### [Required task]
Single out each line with the word "chevron" and copy it.

### [Records for this exercise]
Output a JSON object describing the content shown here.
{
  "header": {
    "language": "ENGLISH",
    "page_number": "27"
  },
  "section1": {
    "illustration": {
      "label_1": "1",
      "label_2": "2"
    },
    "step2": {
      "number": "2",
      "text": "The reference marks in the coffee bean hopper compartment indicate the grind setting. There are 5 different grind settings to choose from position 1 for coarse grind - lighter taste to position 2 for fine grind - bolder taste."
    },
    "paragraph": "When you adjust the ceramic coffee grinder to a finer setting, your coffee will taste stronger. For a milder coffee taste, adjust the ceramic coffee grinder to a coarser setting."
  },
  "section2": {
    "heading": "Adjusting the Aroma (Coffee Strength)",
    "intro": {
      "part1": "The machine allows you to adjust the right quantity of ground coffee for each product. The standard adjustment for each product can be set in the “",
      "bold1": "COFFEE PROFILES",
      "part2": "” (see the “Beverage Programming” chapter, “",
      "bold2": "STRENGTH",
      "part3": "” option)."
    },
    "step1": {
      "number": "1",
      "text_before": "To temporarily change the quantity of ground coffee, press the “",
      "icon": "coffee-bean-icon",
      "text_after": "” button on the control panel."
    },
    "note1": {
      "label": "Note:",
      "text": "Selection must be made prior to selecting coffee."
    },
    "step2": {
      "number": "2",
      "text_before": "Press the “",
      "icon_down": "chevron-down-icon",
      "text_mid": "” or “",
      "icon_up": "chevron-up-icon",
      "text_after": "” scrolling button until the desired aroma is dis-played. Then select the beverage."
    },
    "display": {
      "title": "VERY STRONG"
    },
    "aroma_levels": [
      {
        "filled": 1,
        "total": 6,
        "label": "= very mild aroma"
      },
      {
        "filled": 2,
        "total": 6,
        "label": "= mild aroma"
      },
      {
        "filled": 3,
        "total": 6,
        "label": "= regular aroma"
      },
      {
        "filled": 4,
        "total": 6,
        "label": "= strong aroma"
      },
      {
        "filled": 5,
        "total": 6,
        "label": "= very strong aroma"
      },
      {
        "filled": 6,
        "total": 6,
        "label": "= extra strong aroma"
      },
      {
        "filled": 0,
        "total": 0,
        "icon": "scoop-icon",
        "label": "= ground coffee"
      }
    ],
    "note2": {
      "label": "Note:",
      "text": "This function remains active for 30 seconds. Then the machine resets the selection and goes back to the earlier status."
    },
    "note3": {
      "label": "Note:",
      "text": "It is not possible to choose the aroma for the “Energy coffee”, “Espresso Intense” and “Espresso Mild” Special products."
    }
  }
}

### [Result for this task]
      "icon_down": "chevron-down-icon",
      "icon_up": "chevron-up-icon",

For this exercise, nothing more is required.